**Objective:**
Copy out every line in which the string "correctional" occurs.

┌─ Data supplied

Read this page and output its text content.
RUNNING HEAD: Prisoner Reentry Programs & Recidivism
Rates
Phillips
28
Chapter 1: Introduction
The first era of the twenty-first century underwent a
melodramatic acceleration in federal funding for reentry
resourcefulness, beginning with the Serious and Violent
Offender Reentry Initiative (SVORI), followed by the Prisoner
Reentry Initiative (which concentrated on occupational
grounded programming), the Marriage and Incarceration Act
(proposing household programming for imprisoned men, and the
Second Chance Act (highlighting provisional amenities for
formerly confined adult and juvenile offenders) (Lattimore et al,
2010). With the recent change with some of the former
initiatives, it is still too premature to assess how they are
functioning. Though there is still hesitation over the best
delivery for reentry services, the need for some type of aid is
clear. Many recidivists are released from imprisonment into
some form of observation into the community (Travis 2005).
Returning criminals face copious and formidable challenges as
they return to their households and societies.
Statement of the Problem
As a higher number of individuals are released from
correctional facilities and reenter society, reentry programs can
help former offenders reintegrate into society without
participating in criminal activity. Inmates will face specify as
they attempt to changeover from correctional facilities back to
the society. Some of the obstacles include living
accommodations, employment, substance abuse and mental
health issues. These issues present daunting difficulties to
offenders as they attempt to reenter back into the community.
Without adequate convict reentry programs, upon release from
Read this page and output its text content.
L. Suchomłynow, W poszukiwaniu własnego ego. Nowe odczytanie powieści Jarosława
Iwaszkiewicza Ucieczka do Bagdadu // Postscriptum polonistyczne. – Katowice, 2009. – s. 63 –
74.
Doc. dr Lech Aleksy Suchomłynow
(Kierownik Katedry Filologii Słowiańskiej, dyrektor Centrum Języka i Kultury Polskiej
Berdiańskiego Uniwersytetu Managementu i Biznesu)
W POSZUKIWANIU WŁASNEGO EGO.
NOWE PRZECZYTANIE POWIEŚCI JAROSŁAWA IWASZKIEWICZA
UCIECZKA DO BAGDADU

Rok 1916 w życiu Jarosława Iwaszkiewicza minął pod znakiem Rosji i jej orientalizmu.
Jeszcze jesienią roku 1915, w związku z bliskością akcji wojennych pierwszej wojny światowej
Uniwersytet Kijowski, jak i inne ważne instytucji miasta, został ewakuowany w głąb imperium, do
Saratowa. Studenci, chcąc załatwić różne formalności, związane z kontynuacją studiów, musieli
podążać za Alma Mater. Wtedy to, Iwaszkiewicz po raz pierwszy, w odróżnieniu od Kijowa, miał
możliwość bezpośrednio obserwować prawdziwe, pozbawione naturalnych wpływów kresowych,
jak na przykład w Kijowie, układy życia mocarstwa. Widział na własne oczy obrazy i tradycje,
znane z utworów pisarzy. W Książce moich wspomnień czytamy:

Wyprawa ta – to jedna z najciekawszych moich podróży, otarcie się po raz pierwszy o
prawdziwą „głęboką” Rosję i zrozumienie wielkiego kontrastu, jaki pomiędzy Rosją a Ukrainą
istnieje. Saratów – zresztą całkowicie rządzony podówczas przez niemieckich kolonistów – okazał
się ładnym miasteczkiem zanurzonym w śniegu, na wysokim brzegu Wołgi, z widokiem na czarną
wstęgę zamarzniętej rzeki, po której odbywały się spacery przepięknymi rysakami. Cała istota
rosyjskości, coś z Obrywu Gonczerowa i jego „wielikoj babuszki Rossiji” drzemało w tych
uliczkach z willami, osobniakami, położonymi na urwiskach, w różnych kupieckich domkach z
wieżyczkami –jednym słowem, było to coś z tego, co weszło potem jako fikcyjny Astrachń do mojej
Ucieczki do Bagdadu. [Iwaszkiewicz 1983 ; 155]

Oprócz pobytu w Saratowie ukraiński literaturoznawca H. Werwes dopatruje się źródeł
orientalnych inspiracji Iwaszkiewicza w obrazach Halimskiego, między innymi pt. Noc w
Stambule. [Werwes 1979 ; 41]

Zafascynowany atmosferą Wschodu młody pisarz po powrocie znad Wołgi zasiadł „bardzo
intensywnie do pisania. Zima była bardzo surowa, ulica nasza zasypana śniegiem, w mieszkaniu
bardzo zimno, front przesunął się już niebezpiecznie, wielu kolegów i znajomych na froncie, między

└─

**Written solution:**
correctional facilities and reenter society, reentry programs can
they attempt to changeover from correctional facilities back to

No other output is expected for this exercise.